◆ Written exercise ◆
State how many lines of the records contain the string "招标有限责任公司". Give the number alone.

◆ Task material ◆

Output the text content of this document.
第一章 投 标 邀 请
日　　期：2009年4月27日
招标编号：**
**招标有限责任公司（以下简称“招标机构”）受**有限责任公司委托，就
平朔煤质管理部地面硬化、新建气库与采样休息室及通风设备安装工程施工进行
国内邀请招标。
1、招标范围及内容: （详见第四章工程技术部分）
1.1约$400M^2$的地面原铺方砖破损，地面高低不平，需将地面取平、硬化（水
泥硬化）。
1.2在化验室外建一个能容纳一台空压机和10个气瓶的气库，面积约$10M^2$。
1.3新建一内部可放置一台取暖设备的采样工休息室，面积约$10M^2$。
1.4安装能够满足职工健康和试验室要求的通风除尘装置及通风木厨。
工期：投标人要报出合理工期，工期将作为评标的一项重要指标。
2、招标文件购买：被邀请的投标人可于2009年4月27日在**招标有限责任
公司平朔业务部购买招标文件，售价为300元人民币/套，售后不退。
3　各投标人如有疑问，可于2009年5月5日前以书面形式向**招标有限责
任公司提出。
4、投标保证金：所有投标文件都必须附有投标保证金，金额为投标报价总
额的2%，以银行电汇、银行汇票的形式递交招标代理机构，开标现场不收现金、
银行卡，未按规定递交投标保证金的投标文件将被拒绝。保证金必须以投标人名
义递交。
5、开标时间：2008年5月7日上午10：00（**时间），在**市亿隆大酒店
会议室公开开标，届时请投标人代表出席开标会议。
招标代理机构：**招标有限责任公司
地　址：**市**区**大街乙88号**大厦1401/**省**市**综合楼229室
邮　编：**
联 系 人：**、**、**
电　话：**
...
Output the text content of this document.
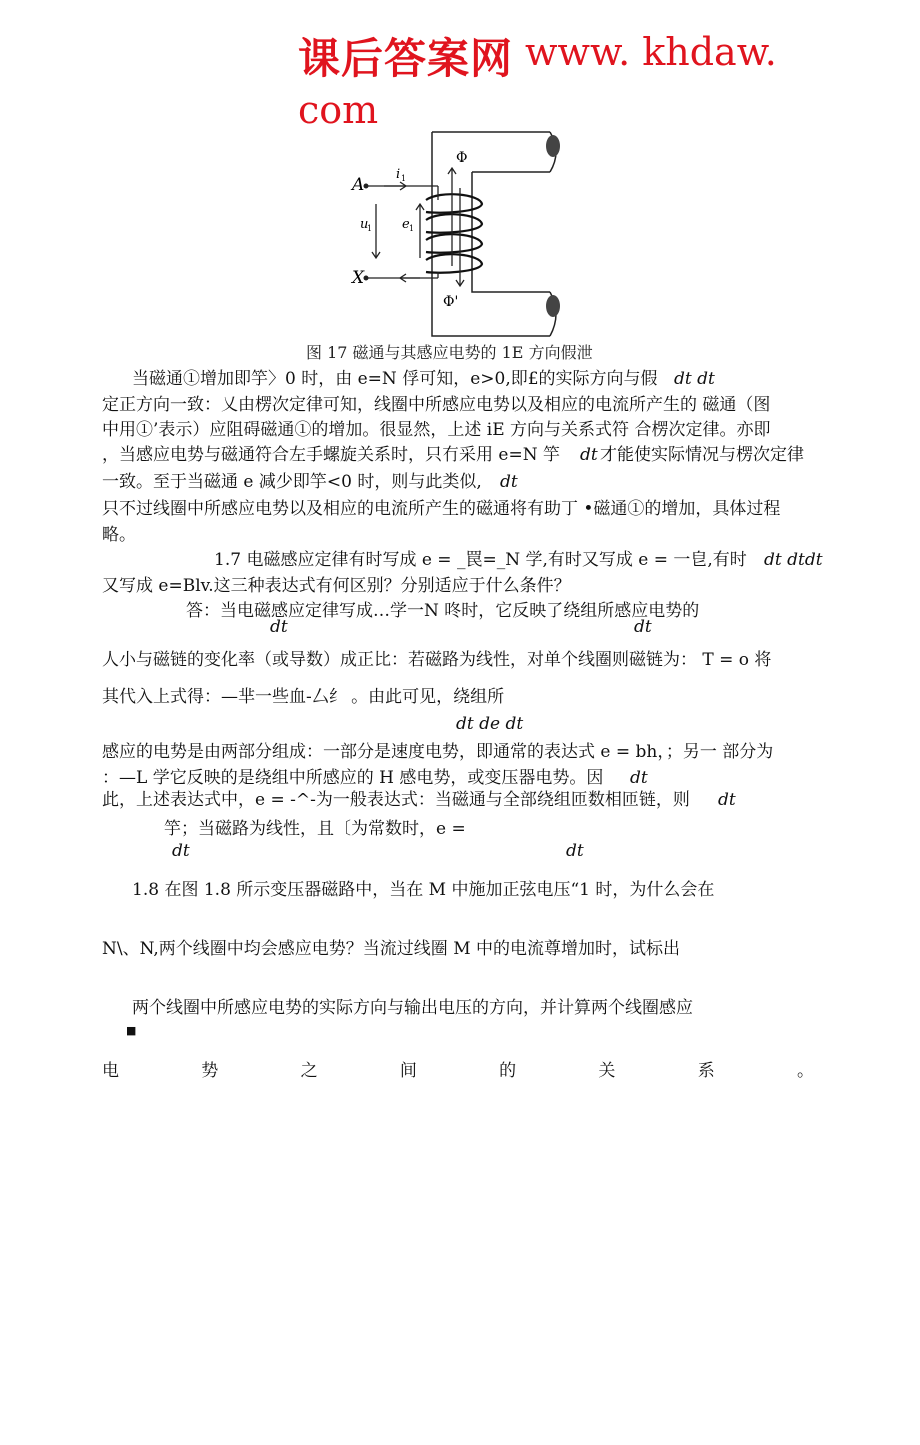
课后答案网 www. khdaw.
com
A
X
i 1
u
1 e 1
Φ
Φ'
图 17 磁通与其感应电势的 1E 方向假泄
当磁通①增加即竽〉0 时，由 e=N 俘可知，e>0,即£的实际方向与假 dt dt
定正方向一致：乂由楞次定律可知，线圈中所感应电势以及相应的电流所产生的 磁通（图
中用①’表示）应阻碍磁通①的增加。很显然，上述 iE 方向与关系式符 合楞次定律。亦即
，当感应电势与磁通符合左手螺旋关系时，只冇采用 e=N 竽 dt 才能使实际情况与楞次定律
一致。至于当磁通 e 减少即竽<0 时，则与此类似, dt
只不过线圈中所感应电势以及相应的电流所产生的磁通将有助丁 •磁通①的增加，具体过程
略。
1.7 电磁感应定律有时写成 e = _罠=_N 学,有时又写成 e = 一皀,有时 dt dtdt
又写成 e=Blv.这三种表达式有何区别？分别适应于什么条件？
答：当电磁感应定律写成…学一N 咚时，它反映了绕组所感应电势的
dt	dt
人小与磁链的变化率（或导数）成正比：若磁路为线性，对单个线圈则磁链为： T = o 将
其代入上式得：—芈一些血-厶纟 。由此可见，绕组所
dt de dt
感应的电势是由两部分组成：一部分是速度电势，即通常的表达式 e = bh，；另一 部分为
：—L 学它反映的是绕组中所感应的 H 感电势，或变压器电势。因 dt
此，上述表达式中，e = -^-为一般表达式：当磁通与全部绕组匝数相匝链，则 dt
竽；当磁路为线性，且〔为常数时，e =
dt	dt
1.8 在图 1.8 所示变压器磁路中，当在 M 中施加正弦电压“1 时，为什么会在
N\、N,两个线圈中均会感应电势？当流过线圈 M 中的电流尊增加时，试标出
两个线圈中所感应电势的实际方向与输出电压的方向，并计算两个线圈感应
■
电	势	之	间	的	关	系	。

◆ Solution for this exercise ◆
2